**GIVEN INSTRUCTION**
Repeat each of the records below word for word, keeping every line and number unchanged.

**ENTRIES SUPPLIED**
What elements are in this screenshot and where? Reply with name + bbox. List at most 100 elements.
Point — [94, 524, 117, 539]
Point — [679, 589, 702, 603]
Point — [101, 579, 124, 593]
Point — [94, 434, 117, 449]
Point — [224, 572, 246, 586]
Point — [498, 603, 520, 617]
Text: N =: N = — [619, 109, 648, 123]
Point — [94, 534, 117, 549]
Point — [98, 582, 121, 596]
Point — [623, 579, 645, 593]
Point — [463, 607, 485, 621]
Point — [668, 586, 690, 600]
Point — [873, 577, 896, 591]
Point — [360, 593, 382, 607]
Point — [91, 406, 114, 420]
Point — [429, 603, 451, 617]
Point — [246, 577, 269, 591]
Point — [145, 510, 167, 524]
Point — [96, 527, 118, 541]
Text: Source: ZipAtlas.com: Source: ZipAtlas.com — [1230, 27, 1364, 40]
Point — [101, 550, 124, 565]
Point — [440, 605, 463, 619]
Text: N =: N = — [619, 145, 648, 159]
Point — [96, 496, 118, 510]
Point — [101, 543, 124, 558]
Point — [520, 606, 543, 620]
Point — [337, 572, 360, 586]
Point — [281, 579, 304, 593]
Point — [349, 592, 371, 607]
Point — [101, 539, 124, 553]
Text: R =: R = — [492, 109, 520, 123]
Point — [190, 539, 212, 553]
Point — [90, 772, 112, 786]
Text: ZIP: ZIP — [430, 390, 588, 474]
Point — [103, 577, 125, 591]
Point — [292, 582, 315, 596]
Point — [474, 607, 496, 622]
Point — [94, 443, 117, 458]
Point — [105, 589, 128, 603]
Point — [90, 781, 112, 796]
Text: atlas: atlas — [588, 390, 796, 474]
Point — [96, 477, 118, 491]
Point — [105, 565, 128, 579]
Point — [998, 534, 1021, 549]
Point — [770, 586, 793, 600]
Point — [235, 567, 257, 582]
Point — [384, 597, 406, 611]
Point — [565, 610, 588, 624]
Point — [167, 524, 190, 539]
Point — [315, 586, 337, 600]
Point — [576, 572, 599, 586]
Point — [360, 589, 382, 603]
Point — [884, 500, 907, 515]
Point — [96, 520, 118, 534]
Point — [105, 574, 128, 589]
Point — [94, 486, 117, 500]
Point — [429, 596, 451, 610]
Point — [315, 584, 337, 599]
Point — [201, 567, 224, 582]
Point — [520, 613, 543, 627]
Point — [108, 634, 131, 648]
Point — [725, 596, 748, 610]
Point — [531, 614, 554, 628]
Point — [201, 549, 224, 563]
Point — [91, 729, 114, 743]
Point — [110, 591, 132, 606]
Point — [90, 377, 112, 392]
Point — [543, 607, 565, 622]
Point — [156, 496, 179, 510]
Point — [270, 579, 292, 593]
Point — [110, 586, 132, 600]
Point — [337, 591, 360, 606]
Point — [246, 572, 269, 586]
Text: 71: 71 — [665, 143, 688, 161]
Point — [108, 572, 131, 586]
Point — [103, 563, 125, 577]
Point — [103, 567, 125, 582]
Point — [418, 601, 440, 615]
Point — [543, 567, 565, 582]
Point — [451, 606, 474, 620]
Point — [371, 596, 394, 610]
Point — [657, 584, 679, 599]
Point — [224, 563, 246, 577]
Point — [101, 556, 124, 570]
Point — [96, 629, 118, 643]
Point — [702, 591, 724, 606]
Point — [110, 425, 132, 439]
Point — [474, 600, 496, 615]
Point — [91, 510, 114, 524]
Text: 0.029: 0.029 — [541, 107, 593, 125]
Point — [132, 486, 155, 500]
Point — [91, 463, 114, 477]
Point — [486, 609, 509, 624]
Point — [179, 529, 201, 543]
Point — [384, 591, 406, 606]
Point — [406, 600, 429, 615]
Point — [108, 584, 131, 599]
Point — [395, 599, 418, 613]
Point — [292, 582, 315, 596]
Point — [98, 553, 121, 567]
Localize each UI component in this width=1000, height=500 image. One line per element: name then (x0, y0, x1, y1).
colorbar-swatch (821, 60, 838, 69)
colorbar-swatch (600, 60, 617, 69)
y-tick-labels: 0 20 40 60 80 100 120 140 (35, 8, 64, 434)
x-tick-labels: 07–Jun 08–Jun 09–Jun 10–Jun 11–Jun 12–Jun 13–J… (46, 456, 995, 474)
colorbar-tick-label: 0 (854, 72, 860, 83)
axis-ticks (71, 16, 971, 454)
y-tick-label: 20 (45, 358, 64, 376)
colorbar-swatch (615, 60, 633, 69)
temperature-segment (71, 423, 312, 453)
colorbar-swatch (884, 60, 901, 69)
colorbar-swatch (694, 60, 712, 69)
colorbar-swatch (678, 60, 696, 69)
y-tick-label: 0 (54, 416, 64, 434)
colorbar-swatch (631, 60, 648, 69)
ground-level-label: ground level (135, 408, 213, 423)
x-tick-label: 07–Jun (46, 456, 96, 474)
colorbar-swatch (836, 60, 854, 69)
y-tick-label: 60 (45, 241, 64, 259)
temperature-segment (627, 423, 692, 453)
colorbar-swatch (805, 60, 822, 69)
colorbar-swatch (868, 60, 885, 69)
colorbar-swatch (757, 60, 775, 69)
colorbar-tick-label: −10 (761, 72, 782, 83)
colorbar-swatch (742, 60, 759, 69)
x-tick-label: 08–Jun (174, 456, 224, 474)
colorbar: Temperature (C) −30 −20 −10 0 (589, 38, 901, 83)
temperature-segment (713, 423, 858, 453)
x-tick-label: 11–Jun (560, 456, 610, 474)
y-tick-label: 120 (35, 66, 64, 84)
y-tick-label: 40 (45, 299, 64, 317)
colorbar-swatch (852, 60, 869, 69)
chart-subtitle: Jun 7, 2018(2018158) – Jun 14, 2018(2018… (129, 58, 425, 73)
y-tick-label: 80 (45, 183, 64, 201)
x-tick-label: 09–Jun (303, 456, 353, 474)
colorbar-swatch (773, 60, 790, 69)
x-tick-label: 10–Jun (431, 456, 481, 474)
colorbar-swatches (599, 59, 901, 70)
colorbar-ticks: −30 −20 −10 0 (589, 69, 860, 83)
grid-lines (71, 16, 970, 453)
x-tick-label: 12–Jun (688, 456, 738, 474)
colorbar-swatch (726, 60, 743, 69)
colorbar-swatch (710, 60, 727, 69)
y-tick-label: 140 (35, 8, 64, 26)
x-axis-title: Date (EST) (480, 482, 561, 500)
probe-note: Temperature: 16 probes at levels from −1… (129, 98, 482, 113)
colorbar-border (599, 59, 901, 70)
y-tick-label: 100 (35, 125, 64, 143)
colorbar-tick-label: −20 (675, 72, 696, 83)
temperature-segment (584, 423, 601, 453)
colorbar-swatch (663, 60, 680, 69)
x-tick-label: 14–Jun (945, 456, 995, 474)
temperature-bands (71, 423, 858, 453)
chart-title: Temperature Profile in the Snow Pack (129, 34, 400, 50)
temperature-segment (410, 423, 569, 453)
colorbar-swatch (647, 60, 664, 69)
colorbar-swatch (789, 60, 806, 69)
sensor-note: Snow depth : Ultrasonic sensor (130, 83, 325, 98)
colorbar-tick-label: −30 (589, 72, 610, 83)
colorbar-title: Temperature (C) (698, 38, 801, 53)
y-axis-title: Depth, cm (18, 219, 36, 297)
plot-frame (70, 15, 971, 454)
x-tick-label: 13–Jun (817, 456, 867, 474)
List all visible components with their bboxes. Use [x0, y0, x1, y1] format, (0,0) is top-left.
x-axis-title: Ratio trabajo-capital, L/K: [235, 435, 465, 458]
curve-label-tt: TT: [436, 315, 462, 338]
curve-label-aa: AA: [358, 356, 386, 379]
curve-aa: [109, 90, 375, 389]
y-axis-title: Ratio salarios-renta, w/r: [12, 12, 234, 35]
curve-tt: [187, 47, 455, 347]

**FULL RESPONSE**
What elements are in this screenshot and where? Reply with name + bbox. List at most 100 elements.
Point — [94, 524, 117, 539]
Point — [679, 589, 702, 603]
Point — [101, 579, 124, 593]
Point — [94, 434, 117, 449]
Point — [224, 572, 246, 586]
Point — [498, 603, 520, 617]
Text: N =: N = — [619, 109, 648, 123]
Point — [94, 534, 117, 549]
Point — [98, 582, 121, 596]
Point — [623, 579, 645, 593]
Point — [463, 607, 485, 621]
Point — [668, 586, 690, 600]
Point — [873, 577, 896, 591]
Point — [360, 593, 382, 607]
Point — [91, 406, 114, 420]
Point — [429, 603, 451, 617]
Point — [246, 577, 269, 591]
Point — [145, 510, 167, 524]
Point — [96, 527, 118, 541]
Text: Source: ZipAtlas.com: Source: ZipAtlas.com — [1230, 27, 1364, 40]
Point — [101, 550, 124, 565]
Point — [440, 605, 463, 619]
Text: N =: N = — [619, 145, 648, 159]
Point — [96, 496, 118, 510]
Point — [101, 543, 124, 558]
Point — [520, 606, 543, 620]
Point — [337, 572, 360, 586]
Point — [281, 579, 304, 593]
Point — [349, 592, 371, 607]
Point — [101, 539, 124, 553]
Text: R =: R = — [492, 109, 520, 123]
Point — [190, 539, 212, 553]
Point — [90, 772, 112, 786]
Text: ZIP: ZIP — [430, 390, 588, 474]
Point — [103, 577, 125, 591]
Point — [292, 582, 315, 596]
Point — [474, 607, 496, 622]
Point — [94, 443, 117, 458]
Point — [105, 589, 128, 603]
Point — [90, 781, 112, 796]
Text: atlas: atlas — [588, 390, 796, 474]
Point — [96, 477, 118, 491]
Point — [105, 565, 128, 579]
Point — [998, 534, 1021, 549]
Point — [770, 586, 793, 600]
Point — [235, 567, 257, 582]
Point — [384, 597, 406, 611]
Point — [565, 610, 588, 624]
Point — [167, 524, 190, 539]
Point — [315, 586, 337, 600]
Point — [576, 572, 599, 586]
Point — [360, 589, 382, 603]
Point — [884, 500, 907, 515]
Point — [96, 520, 118, 534]
Point — [105, 574, 128, 589]
Point — [94, 486, 117, 500]
Point — [429, 596, 451, 610]
Point — [315, 584, 337, 599]
Point — [201, 567, 224, 582]
Point — [520, 613, 543, 627]
Point — [108, 634, 131, 648]
Point — [725, 596, 748, 610]
Point — [531, 614, 554, 628]
Point — [201, 549, 224, 563]
Point — [91, 729, 114, 743]
Point — [110, 591, 132, 606]
Point — [90, 377, 112, 392]
Point — [543, 607, 565, 622]
Point — [156, 496, 179, 510]
Point — [270, 579, 292, 593]
Point — [110, 586, 132, 600]
Point — [337, 591, 360, 606]
Point — [246, 572, 269, 586]
Text: 71: 71 — [665, 143, 688, 161]
Point — [108, 572, 131, 586]
Point — [103, 563, 125, 577]
Point — [103, 567, 125, 582]
Point — [418, 601, 440, 615]
Point — [543, 567, 565, 582]
Point — [451, 606, 474, 620]
Point — [371, 596, 394, 610]
Point — [657, 584, 679, 599]
Point — [224, 563, 246, 577]
Point — [101, 556, 124, 570]
Point — [96, 629, 118, 643]
Point — [702, 591, 724, 606]
Point — [110, 425, 132, 439]
Point — [474, 600, 496, 615]
Point — [91, 510, 114, 524]
Text: 0.029: 0.029 — [541, 107, 593, 125]
Point — [132, 486, 155, 500]
Point — [91, 463, 114, 477]
Point — [486, 609, 509, 624]
Point — [179, 529, 201, 543]
Point — [384, 591, 406, 606]
Point — [406, 600, 429, 615]
Point — [108, 584, 131, 599]
Point — [395, 599, 418, 613]
Point — [292, 582, 315, 596]
Point — [98, 553, 121, 567]
Localize each UI component in this width=1000, height=500 image. One line per element: name then (x0, y0, x1, y1).
colorbar-swatch (821, 60, 838, 69)
colorbar-swatch (600, 60, 617, 69)
y-tick-labels: 0 20 40 60 80 100 120 140 (35, 8, 64, 434)
x-tick-labels: 07–Jun 08–Jun 09–Jun 10–Jun 11–Jun 12–Jun 13–J… (46, 456, 995, 474)
colorbar-tick-label: 0 (854, 72, 860, 83)
axis-ticks (71, 16, 971, 454)
y-tick-label: 20 (45, 358, 64, 376)
colorbar-swatch (615, 60, 633, 69)
temperature-segment (71, 423, 312, 453)
colorbar-swatch (884, 60, 901, 69)
colorbar-swatch (694, 60, 712, 69)
colorbar-swatch (678, 60, 696, 69)
y-tick-label: 0 (54, 416, 64, 434)
colorbar-swatch (631, 60, 648, 69)
ground-level-label: ground level (135, 408, 213, 423)
x-tick-label: 07–Jun (46, 456, 96, 474)
colorbar-swatch (836, 60, 854, 69)
y-tick-label: 60 (45, 241, 64, 259)
temperature-segment (627, 423, 692, 453)
colorbar-swatch (805, 60, 822, 69)
colorbar-swatch (868, 60, 885, 69)
colorbar-swatch (757, 60, 775, 69)
colorbar-tick-label: −10 (761, 72, 782, 83)
colorbar-swatch (742, 60, 759, 69)
x-tick-label: 08–Jun (174, 456, 224, 474)
colorbar: Temperature (C) −30 −20 −10 0 (589, 38, 901, 83)
temperature-segment (713, 423, 858, 453)
x-tick-label: 11–Jun (560, 456, 610, 474)
y-tick-label: 120 (35, 66, 64, 84)
y-tick-label: 40 (45, 299, 64, 317)
colorbar-swatch (852, 60, 869, 69)
chart-subtitle: Jun 7, 2018(2018158) – Jun 14, 2018(2018… (129, 58, 425, 73)
y-tick-label: 80 (45, 183, 64, 201)
x-tick-label: 09–Jun (303, 456, 353, 474)
colorbar-swatch (773, 60, 790, 69)
x-tick-label: 10–Jun (431, 456, 481, 474)
colorbar-swatches (599, 59, 901, 70)
colorbar-ticks: −30 −20 −10 0 (589, 69, 860, 83)
grid-lines (71, 16, 970, 453)
x-tick-label: 12–Jun (688, 456, 738, 474)
colorbar-swatch (726, 60, 743, 69)
colorbar-swatch (710, 60, 727, 69)
y-tick-label: 140 (35, 8, 64, 26)
x-axis-title: Date (EST) (480, 482, 561, 500)
probe-note: Temperature: 16 probes at levels from −1… (129, 98, 482, 113)
colorbar-border (599, 59, 901, 70)
y-tick-label: 100 (35, 125, 64, 143)
colorbar-tick-label: −20 (675, 72, 696, 83)
temperature-segment (584, 423, 601, 453)
colorbar-swatch (663, 60, 680, 69)
x-tick-label: 14–Jun (945, 456, 995, 474)
temperature-bands (71, 423, 858, 453)
chart-title: Temperature Profile in the Snow Pack (129, 34, 400, 50)
temperature-segment (410, 423, 569, 453)
colorbar-swatch (647, 60, 664, 69)
colorbar-swatch (789, 60, 806, 69)
sensor-note: Snow depth : Ultrasonic sensor (130, 83, 325, 98)
colorbar-tick-label: −30 (589, 72, 610, 83)
colorbar-title: Temperature (C) (698, 38, 801, 53)
y-axis-title: Depth, cm (18, 219, 36, 297)
plot-frame (70, 15, 971, 454)
x-tick-label: 13–Jun (817, 456, 867, 474)
List all visible components with their bboxes. Use [x0, y0, x1, y1] format, (0,0) is top-left.
x-axis-title: Ratio trabajo-capital, L/K: [235, 435, 465, 458]
curve-label-tt: TT: [436, 315, 462, 338]
curve-label-aa: AA: [358, 356, 386, 379]
curve-aa: [109, 90, 375, 389]
y-axis-title: Ratio salarios-renta, w/r: [12, 12, 234, 35]
curve-tt: [187, 47, 455, 347]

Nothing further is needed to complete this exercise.